▶ _Problem to solve_: Every record should be written out exactly, please.

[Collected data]
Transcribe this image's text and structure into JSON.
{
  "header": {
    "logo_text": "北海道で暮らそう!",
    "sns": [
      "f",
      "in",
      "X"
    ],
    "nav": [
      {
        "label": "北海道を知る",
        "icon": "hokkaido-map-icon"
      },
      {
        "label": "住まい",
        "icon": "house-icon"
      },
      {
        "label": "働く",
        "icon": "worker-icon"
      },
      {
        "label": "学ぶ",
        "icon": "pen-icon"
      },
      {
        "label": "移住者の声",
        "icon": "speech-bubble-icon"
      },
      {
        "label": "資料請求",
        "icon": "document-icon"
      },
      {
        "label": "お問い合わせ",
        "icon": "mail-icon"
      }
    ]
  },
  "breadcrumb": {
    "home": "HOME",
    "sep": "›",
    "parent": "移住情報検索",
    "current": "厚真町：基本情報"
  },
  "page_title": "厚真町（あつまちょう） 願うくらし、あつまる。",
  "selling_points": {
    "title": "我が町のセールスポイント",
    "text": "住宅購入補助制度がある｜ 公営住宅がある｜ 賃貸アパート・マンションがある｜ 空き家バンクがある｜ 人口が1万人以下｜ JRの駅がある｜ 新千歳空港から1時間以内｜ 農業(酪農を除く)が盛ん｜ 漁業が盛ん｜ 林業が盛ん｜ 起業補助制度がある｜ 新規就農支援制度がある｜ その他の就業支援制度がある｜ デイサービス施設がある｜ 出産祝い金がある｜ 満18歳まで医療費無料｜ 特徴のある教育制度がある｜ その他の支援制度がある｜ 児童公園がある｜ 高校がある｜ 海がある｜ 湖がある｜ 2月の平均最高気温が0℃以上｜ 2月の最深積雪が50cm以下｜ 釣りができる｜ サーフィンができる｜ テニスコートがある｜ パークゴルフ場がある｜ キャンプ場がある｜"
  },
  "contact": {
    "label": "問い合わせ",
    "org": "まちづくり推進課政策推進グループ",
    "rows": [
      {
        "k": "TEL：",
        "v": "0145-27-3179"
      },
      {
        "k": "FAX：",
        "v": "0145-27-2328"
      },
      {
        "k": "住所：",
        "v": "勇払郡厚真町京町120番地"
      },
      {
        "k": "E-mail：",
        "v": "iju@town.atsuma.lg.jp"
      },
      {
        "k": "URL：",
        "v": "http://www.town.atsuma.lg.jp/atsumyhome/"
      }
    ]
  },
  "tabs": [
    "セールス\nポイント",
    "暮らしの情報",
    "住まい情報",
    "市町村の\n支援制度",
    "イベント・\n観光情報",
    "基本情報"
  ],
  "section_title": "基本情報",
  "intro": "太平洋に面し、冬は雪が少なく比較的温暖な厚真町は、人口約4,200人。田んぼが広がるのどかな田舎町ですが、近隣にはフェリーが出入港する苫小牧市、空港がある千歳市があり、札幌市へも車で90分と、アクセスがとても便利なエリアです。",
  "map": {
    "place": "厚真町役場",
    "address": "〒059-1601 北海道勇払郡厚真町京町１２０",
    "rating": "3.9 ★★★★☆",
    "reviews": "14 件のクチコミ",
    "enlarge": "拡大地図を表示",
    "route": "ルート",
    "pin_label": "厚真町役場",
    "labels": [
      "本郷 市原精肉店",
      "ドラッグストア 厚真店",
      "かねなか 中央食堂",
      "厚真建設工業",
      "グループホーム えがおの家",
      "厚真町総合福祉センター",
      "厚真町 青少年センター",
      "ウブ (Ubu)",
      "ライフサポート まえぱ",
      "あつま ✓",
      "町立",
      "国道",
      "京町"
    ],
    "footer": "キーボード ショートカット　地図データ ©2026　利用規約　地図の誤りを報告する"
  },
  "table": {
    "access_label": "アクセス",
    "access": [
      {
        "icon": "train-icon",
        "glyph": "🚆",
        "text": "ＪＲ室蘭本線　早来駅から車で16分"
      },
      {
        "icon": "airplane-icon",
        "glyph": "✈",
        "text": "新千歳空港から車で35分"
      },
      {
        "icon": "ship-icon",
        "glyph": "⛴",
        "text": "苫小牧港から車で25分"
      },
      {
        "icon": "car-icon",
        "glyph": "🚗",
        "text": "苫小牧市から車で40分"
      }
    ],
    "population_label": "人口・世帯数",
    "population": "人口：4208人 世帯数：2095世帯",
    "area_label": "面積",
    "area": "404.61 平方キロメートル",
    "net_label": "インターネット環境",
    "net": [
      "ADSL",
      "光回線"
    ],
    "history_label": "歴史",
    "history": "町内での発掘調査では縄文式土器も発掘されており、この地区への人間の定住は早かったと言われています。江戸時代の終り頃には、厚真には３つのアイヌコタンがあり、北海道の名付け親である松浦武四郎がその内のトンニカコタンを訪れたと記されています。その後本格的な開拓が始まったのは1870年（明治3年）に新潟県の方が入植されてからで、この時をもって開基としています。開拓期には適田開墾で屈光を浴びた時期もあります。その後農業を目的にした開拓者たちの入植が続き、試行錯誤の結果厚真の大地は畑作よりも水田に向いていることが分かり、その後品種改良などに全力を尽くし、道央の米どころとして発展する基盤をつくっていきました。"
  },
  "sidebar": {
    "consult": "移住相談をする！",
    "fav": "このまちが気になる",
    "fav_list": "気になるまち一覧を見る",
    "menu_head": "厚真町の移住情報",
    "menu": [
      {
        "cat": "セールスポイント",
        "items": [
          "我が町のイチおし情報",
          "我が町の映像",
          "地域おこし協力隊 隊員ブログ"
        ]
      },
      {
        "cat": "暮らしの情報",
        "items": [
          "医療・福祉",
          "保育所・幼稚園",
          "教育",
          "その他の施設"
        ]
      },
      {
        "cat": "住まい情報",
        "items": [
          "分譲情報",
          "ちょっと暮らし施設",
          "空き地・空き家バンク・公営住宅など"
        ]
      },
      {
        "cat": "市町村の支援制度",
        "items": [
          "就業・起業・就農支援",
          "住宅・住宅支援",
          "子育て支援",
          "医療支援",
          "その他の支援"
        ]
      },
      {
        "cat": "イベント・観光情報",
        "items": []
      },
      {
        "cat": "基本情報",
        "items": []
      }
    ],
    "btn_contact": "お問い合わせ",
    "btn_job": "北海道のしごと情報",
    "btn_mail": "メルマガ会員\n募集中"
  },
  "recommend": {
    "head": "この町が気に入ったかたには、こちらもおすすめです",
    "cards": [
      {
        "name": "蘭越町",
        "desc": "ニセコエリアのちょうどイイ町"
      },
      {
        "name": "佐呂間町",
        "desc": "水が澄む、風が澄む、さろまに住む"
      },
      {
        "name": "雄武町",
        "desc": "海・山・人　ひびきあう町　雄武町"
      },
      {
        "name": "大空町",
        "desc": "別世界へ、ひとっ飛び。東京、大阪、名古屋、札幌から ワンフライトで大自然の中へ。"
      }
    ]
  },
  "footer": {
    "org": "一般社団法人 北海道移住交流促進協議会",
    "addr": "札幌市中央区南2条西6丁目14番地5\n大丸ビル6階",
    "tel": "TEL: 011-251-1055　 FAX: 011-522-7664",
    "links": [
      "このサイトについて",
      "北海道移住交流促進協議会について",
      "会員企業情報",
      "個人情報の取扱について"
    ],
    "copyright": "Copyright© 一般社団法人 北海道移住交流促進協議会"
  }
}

▶ _Solution to this task_:
Transcribe this image's text and structure into JSON.
{
  "header": {
    "logo_text": "北海道で暮らそう!",
    "sns": [
      "f",
      "in",
      "X"
    ],
    "nav": [
      {
        "label": "北海道を知る",
        "icon": "hokkaido-map-icon"
      },
      {
        "label": "住まい",
        "icon": "house-icon"
      },
      {
        "label": "働く",
        "icon": "worker-icon"
      },
      {
        "label": "学ぶ",
        "icon": "pen-icon"
      },
      {
        "label": "移住者の声",
        "icon": "speech-bubble-icon"
      },
      {
        "label": "資料請求",
        "icon": "document-icon"
      },
      {
        "label": "お問い合わせ",
        "icon": "mail-icon"
      }
    ]
  },
  "breadcrumb": {
    "home": "HOME",
    "sep": "›",
    "parent": "移住情報検索",
    "current": "厚真町：基本情報"
  },
  "page_title": "厚真町（あつまちょう） 願うくらし、あつまる。",
  "selling_points": {
    "title": "我が町のセールスポイント",
    "text": "住宅購入補助制度がある｜ 公営住宅がある｜ 賃貸アパート・マンションがある｜ 空き家バンクがある｜ 人口が1万人以下｜ JRの駅がある｜ 新千歳空港から1時間以内｜ 農業(酪農を除く)が盛ん｜ 漁業が盛ん｜ 林業が盛ん｜ 起業補助制度がある｜ 新規就農支援制度がある｜ その他の就業支援制度がある｜ デイサービス施設がある｜ 出産祝い金がある｜ 満18歳まで医療費無料｜ 特徴のある教育制度がある｜ その他の支援制度がある｜ 児童公園がある｜ 高校がある｜ 海がある｜ 湖がある｜ 2月の平均最高気温が0℃以上｜ 2月の最深積雪が50cm以下｜ 釣りができる｜ サーフィンができる｜ テニスコートがある｜ パークゴルフ場がある｜ キャンプ場がある｜"
  },
  "contact": {
    "label": "問い合わせ",
    "org": "まちづくり推進課政策推進グループ",
    "rows": [
      {
        "k": "TEL：",
        "v": "0145-27-3179"
      },
      {
        "k": "FAX：",
        "v": "0145-27-2328"
      },
      {
        "k": "住所：",
        "v": "勇払郡厚真町京町120番地"
      },
      {
        "k": "E-mail：",
        "v": "iju@town.atsuma.lg.jp"
      },
      {
        "k": "URL：",
        "v": "http://www.town.atsuma.lg.jp/atsumyhome/"
      }
    ]
  },
  "tabs": [
    "セールス\nポイント",
    "暮らしの情報",
    "住まい情報",
    "市町村の\n支援制度",
    "イベント・\n観光情報",
    "基本情報"
  ],
  "section_title": "基本情報",
  "intro": "太平洋に面し、冬は雪が少なく比較的温暖な厚真町は、人口約4,200人。田んぼが広がるのどかな田舎町ですが、近隣にはフェリーが出入港する苫小牧市、空港がある千歳市があり、札幌市へも車で90分と、アクセスがとても便利なエリアです。",
  "map": {
    "place": "厚真町役場",
    "address": "〒059-1601 北海道勇払郡厚真町京町１２０",
    "rating": "3.9 ★★★★☆",
    "reviews": "14 件のクチコミ",
    "enlarge": "拡大地図を表示",
    "route": "ルート",
    "pin_label": "厚真町役場",
    "labels": [
      "本郷 市原精肉店",
      "ドラッグストア 厚真店",
      "かねなか 中央食堂",
      "厚真建設工業",
      "グループホーム えがおの家",
      "厚真町総合福祉センター",
      "厚真町 青少年センター",
      "ウブ (Ubu)",
      "ライフサポート まえぱ",
      "あつま ✓",
      "町立",
      "国道",
      "京町"
    ],
    "footer": "キーボード ショートカット　地図データ ©2026　利用規約　地図の誤りを報告する"
  },
  "table": {
    "access_label": "アクセス",
    "access": [
      {
        "icon": "train-icon",
        "glyph": "🚆",
        "text": "ＪＲ室蘭本線　早来駅から車で16分"
      },
      {
        "icon": "airplane-icon",
        "glyph": "✈",
        "text": "新千歳空港から車で35分"
      },
      {
        "icon": "ship-icon",
        "glyph": "⛴",
        "text": "苫小牧港から車で25分"
      },
      {
        "icon": "car-icon",
        "glyph": "🚗",
        "text": "苫小牧市から車で40分"
      }
    ],
    "population_label": "人口・世帯数",
    "population": "人口：4208人 世帯数：2095世帯",
    "area_label": "面積",
    "area": "404.61 平方キロメートル",
    "net_label": "インターネット環境",
    "net": [
      "ADSL",
      "光回線"
    ],
    "history_label": "歴史",
    "history": "町内での発掘調査では縄文式土器も発掘されており、この地区への人間の定住は早かったと言われています。江戸時代の終り頃には、厚真には３つのアイヌコタンがあり、北海道の名付け親である松浦武四郎がその内のトンニカコタンを訪れたと記されています。その後本格的な開拓が始まったのは1870年（明治3年）に新潟県の方が入植されてからで、この時をもって開基としています。開拓期には適田開墾で屈光を浴びた時期もあります。その後農業を目的にした開拓者たちの入植が続き、試行錯誤の結果厚真の大地は畑作よりも水田に向いていることが分かり、その後品種改良などに全力を尽くし、道央の米どころとして発展する基盤をつくっていきました。"
  },
  "sidebar": {
    "consult": "移住相談をする！",
    "fav": "このまちが気になる",
    "fav_list": "気になるまち一覧を見る",
    "menu_head": "厚真町の移住情報",
    "menu": [
      {
        "cat": "セールスポイント",
        "items": [
          "我が町のイチおし情報",
          "我が町の映像",
          "地域おこし協力隊 隊員ブログ"
        ]
      },
      {
        "cat": "暮らしの情報",
        "items": [
          "医療・福祉",
          "保育所・幼稚園",
          "教育",
          "その他の施設"
        ]
      },
      {
        "cat": "住まい情報",
        "items": [
          "分譲情報",
          "ちょっと暮らし施設",
          "空き地・空き家バンク・公営住宅など"
        ]
      },
      {
        "cat": "市町村の支援制度",
        "items": [
          "就業・起業・就農支援",
          "住宅・住宅支援",
          "子育て支援",
          "医療支援",
          "その他の支援"
        ]
      },
      {
        "cat": "イベント・観光情報",
        "items": []
      },
      {
        "cat": "基本情報",
        "items": []
      }
    ],
    "btn_contact": "お問い合わせ",
    "btn_job": "北海道のしごと情報",
    "btn_mail": "メルマガ会員\n募集中"
  },
  "recommend": {
    "head": "この町が気に入ったかたには、こちらもおすすめです",
    "cards": [
      {
        "name": "蘭越町",
        "desc": "ニセコエリアのちょうどイイ町"
      },
      {
        "name": "佐呂間町",
        "desc": "水が澄む、風が澄む、さろまに住む"
      },
      {
        "name": "雄武町",
        "desc": "海・山・人　ひびきあう町　雄武町"
      },
      {
        "name": "大空町",
        "desc": "別世界へ、ひとっ飛び。東京、大阪、名古屋、札幌から ワンフライトで大自然の中へ。"
      }
    ]
  },
  "footer": {
    "org": "一般社団法人 北海道移住交流促進協議会",
    "addr": "札幌市中央区南2条西6丁目14番地5\n大丸ビル6階",
    "tel": "TEL: 011-251-1055　 FAX: 011-522-7664",
    "links": [
      "このサイトについて",
      "北海道移住交流促進協議会について",
      "会員企業情報",
      "個人情報の取扱について"
    ],
    "copyright": "Copyright© 一般社団法人 北海道移住交流促進協議会"
  }
}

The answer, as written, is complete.